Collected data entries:
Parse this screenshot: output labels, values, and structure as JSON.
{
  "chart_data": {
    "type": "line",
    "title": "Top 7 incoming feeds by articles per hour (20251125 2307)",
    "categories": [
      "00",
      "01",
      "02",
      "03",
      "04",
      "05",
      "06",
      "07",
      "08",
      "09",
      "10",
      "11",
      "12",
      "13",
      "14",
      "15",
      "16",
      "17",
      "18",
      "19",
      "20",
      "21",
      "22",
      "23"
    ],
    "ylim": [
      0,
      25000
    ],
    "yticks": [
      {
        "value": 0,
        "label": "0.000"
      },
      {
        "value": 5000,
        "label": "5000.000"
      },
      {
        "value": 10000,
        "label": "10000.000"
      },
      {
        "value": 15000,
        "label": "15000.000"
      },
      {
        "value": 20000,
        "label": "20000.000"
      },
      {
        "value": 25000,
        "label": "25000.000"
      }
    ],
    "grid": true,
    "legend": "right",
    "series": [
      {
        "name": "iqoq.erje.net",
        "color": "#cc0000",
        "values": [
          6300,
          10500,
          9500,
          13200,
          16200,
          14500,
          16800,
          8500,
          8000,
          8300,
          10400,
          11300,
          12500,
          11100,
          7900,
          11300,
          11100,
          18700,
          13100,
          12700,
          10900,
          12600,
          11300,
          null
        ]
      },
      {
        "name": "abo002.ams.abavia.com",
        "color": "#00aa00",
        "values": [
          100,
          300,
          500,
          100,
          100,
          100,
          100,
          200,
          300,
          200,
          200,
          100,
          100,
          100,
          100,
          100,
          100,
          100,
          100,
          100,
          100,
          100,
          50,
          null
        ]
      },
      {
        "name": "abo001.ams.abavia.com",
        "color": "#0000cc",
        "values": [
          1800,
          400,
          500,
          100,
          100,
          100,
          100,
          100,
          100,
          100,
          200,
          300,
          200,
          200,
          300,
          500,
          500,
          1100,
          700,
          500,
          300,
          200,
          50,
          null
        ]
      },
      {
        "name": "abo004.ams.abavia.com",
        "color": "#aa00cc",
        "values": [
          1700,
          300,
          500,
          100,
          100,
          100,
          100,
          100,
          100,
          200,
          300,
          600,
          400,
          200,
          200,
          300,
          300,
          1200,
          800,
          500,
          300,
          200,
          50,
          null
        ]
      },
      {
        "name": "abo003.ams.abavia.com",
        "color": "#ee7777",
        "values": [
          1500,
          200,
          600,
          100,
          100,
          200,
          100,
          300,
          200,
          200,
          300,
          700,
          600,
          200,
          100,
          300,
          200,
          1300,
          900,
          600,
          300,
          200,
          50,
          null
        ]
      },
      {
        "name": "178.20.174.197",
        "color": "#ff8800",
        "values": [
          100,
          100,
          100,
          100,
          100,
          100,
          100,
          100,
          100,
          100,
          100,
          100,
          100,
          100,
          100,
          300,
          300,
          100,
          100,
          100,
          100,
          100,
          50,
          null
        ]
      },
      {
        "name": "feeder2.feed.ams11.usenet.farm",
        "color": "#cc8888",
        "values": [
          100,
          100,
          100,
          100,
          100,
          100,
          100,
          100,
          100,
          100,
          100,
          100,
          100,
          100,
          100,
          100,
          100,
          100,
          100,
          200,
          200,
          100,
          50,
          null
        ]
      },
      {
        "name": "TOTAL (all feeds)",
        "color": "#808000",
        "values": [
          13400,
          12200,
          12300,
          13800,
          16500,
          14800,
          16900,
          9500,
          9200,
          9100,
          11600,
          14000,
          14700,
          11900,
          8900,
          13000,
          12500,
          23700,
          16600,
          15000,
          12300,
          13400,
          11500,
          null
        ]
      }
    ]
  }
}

Task brief: Give the number of lines that carry the word "feeds", with nothing added.

Finished answer: 2